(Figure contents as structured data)
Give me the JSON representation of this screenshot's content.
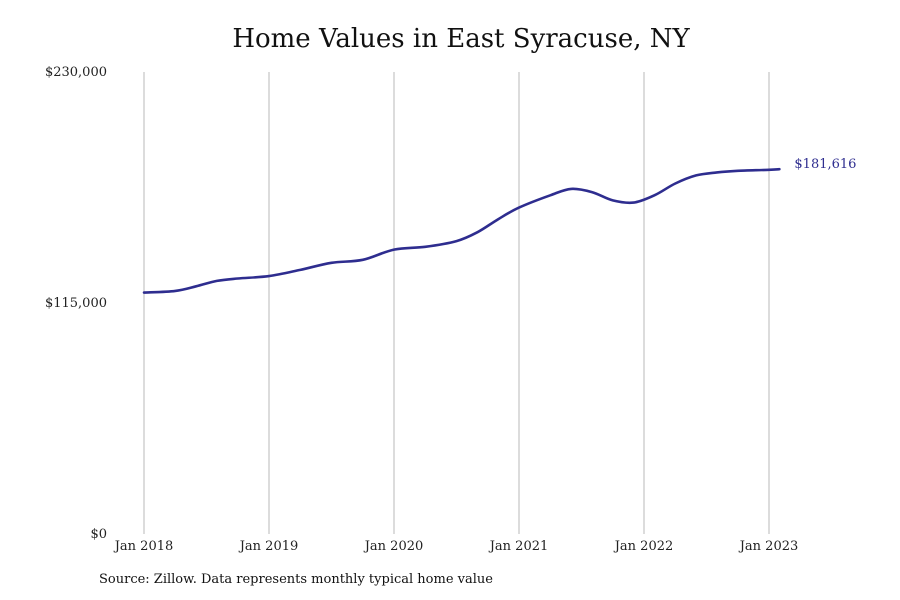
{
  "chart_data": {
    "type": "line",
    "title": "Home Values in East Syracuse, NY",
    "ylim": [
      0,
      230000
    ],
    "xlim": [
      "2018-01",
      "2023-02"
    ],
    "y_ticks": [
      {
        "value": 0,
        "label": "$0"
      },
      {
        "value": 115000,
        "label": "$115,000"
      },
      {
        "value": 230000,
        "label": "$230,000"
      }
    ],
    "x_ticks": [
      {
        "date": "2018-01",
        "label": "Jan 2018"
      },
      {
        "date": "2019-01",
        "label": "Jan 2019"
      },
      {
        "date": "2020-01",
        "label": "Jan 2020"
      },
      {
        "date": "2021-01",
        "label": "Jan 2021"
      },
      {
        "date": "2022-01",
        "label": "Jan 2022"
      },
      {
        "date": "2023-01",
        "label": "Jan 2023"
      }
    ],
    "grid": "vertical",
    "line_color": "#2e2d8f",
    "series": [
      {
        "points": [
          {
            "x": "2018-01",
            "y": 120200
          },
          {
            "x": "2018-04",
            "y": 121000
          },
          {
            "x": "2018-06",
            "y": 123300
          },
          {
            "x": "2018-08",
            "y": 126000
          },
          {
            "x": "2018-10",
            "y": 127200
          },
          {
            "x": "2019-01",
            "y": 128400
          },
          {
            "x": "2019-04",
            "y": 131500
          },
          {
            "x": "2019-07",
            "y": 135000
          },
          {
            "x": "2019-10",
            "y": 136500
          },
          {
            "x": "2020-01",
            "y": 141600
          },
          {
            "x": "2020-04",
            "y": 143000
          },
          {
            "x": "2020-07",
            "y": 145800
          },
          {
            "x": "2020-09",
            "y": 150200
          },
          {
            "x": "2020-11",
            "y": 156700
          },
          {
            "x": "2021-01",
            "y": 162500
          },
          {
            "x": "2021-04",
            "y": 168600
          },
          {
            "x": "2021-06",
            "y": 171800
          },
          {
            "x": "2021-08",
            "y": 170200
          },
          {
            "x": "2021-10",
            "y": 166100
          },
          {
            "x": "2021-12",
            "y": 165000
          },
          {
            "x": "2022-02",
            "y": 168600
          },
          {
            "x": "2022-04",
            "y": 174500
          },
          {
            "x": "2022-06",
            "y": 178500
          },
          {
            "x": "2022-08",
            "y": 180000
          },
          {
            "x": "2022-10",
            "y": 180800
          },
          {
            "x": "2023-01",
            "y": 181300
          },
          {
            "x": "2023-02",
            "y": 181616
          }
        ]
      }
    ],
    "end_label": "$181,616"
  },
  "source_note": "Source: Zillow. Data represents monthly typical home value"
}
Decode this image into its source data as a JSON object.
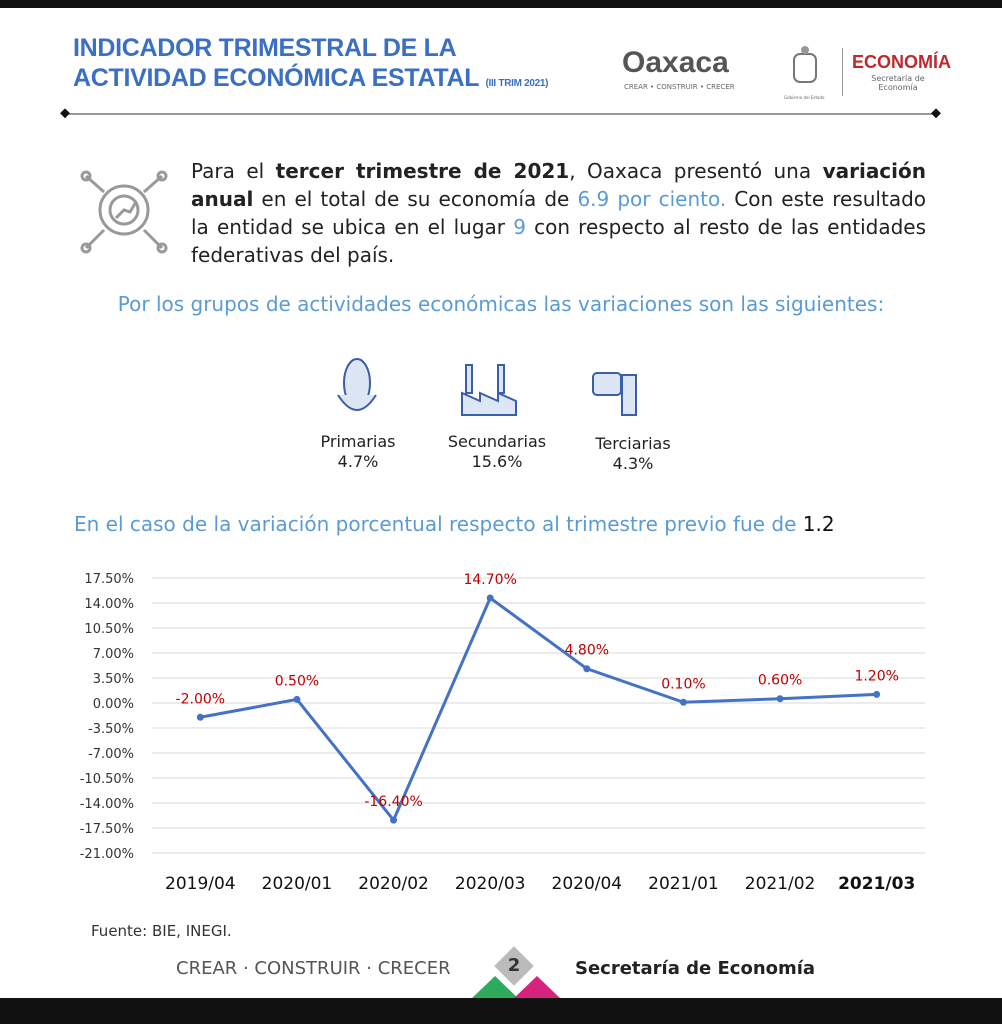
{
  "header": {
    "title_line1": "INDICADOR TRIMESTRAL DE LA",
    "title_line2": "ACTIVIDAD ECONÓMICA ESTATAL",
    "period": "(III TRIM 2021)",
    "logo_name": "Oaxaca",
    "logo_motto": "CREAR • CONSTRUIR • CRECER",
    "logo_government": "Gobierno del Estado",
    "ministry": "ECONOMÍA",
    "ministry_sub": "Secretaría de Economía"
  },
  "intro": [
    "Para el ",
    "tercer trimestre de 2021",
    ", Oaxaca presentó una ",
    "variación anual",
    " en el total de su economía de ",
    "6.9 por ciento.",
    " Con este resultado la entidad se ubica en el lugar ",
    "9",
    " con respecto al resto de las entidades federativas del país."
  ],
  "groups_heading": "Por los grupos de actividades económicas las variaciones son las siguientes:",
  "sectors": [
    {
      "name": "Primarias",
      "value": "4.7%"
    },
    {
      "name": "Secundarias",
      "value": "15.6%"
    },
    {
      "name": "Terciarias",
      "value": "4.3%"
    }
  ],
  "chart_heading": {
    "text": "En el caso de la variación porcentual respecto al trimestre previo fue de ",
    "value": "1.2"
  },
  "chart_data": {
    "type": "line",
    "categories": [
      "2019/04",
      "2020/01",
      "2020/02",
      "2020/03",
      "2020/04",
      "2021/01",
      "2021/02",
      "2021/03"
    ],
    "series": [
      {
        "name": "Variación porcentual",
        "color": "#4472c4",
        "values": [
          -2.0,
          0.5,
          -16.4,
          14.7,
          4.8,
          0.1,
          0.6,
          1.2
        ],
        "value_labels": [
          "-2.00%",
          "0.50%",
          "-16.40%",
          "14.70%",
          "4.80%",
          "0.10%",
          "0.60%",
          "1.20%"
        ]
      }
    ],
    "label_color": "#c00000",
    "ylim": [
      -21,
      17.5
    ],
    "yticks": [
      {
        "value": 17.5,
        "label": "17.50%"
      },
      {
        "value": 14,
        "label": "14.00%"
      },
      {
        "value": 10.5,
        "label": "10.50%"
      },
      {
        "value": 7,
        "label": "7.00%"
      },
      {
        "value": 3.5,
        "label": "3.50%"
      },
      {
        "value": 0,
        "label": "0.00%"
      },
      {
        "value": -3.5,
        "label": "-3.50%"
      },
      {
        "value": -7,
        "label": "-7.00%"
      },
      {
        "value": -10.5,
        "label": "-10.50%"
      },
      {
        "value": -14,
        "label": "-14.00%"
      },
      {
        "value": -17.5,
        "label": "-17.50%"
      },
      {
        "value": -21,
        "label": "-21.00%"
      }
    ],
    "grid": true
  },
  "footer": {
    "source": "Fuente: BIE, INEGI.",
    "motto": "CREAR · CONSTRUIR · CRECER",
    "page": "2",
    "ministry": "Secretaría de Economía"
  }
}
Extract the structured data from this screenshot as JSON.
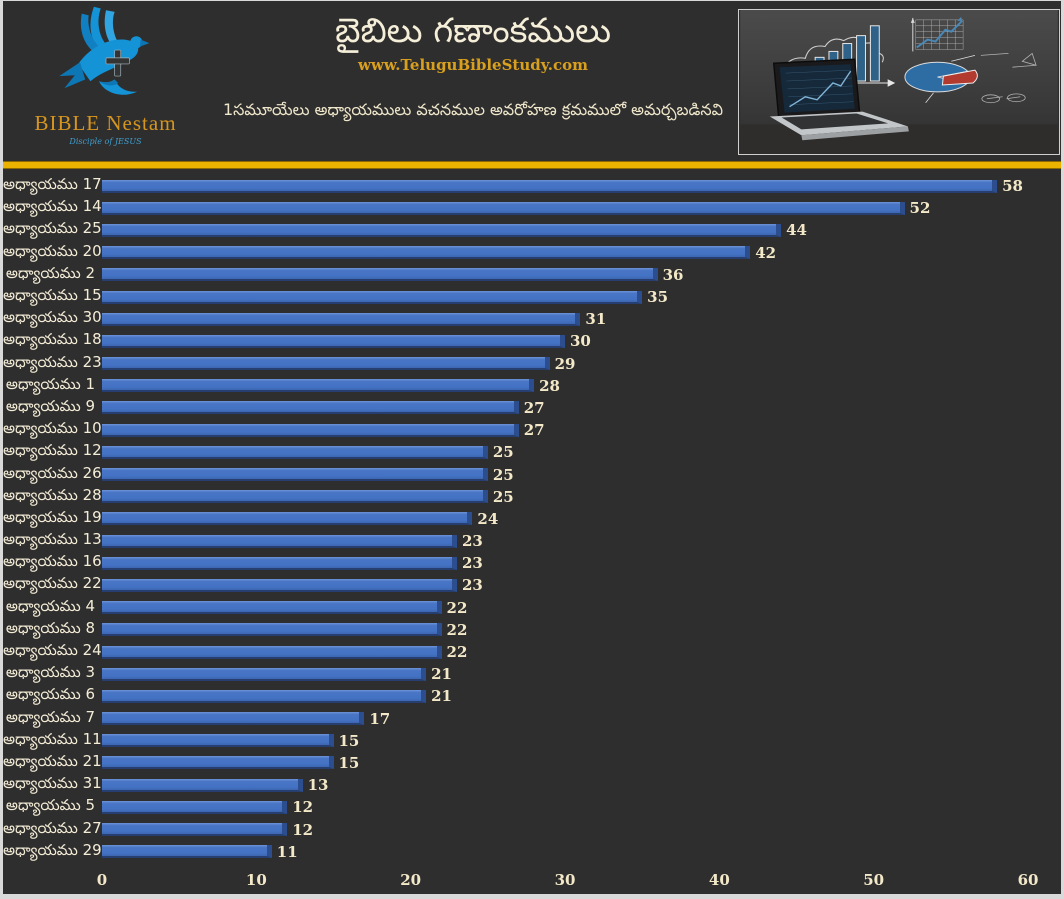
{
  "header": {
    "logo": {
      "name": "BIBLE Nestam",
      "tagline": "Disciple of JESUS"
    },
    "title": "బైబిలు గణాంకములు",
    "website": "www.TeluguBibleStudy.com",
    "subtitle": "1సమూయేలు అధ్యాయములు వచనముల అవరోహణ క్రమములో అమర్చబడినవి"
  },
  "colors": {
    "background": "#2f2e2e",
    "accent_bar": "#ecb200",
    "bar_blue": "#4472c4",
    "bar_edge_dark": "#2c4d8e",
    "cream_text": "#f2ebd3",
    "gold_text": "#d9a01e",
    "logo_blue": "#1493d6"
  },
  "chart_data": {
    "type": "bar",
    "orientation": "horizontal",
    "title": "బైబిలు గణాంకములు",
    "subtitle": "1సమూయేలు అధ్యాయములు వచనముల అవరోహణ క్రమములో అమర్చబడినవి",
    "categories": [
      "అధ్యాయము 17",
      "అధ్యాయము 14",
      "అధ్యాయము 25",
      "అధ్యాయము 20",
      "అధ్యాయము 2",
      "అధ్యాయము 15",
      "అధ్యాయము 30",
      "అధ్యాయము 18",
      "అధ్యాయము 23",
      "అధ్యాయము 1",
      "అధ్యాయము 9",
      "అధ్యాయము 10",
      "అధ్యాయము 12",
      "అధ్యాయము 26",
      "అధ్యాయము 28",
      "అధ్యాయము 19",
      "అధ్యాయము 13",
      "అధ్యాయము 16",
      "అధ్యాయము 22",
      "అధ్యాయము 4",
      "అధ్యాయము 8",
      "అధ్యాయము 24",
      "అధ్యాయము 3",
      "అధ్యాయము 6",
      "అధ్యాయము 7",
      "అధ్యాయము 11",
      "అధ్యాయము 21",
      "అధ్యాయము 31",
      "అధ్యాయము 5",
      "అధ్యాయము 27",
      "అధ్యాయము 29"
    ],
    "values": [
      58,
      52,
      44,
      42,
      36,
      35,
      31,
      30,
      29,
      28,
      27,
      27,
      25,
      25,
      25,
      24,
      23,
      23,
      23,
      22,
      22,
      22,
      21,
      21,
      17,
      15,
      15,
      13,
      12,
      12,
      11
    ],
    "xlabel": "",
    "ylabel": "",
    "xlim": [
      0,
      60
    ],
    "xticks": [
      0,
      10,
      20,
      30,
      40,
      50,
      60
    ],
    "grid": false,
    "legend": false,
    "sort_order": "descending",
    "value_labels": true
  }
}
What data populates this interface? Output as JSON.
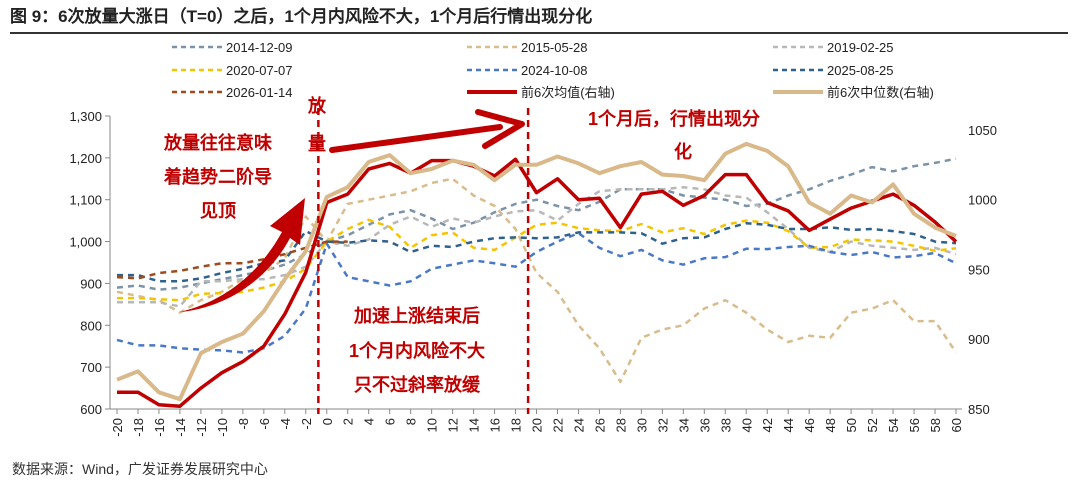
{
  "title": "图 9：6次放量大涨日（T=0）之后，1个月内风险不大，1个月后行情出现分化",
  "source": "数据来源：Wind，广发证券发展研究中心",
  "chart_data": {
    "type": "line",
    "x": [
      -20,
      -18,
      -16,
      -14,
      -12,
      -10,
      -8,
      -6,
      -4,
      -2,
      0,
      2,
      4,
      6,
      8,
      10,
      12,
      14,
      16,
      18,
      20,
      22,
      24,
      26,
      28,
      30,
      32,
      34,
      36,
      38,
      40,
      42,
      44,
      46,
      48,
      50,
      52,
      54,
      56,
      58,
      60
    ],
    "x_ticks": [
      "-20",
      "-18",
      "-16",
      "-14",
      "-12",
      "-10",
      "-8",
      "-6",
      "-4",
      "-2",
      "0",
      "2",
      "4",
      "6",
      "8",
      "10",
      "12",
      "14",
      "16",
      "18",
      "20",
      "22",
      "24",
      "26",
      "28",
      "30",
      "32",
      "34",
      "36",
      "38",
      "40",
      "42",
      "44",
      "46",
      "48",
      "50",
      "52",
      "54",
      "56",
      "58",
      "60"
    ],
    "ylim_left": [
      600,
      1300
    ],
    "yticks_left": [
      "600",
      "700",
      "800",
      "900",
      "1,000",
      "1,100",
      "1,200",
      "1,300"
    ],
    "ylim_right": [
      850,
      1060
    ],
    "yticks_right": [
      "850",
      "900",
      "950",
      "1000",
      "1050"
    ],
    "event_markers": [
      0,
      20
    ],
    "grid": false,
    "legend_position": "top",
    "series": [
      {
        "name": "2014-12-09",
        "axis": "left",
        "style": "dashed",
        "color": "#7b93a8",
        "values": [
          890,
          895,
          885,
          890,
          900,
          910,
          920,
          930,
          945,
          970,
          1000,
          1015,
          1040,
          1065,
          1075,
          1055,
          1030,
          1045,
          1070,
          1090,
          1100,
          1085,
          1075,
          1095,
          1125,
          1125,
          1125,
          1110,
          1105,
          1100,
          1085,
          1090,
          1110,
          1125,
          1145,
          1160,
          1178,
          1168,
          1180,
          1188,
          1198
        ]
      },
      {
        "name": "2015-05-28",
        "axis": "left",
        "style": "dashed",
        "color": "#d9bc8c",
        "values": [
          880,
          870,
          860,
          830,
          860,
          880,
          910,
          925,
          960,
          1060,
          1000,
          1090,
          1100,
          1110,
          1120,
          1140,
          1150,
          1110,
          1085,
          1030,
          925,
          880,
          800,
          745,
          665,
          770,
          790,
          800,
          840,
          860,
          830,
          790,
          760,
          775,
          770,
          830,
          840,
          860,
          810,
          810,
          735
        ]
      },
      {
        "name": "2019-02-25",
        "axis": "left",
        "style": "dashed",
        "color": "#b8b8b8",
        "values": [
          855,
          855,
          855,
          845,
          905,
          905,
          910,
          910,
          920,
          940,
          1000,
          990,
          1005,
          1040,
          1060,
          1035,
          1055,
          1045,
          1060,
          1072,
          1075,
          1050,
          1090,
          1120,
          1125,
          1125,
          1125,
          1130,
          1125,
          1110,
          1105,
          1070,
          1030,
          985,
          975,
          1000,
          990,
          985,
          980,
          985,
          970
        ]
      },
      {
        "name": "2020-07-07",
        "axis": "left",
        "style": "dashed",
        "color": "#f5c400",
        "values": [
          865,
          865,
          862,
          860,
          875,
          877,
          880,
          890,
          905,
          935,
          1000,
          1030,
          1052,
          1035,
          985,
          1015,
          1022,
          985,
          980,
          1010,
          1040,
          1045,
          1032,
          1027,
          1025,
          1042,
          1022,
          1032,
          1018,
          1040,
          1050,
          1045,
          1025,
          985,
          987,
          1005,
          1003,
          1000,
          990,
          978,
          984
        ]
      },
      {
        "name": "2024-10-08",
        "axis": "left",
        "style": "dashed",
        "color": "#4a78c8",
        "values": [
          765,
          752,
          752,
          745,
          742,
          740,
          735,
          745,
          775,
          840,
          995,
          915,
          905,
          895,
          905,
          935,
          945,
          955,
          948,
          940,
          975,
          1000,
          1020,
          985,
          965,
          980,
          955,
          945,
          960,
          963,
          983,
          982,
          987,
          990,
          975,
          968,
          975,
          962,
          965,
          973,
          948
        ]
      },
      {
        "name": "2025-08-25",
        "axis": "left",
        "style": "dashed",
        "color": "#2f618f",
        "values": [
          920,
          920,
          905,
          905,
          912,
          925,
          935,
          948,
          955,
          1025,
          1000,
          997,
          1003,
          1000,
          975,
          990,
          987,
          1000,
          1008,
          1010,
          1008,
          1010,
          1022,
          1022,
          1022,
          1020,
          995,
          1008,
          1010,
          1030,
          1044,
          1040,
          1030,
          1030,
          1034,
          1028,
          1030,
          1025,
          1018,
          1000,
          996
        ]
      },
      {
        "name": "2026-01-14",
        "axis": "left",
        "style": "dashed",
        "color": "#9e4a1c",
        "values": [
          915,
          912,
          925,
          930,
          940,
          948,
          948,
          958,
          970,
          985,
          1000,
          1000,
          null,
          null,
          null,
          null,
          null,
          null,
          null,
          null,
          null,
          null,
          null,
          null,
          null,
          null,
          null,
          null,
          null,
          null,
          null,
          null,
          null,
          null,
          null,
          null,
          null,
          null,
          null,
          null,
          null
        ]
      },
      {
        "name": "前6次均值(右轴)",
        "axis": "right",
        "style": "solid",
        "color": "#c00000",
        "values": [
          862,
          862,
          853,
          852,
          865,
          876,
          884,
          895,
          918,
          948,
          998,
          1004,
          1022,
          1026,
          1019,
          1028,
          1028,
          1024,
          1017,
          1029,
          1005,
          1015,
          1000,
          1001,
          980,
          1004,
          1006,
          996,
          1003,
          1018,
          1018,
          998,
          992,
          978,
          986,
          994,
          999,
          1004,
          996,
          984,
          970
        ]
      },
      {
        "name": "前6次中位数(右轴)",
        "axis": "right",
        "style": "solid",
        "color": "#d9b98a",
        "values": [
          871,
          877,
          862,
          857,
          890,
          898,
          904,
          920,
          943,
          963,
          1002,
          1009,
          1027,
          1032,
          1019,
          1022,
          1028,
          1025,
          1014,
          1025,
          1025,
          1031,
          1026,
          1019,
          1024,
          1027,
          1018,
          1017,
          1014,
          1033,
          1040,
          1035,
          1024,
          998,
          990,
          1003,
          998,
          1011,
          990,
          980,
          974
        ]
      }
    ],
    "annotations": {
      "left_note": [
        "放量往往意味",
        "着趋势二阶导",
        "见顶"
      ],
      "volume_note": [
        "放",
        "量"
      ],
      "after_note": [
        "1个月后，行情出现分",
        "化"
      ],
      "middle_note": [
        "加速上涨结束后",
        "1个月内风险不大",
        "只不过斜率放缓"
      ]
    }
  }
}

_Required work_. Using the material above, gather every line that includes "grid".

_Correct answer_.
    "grid": "vertical",
    "grid": true
    "grid": false,
    "grid": false,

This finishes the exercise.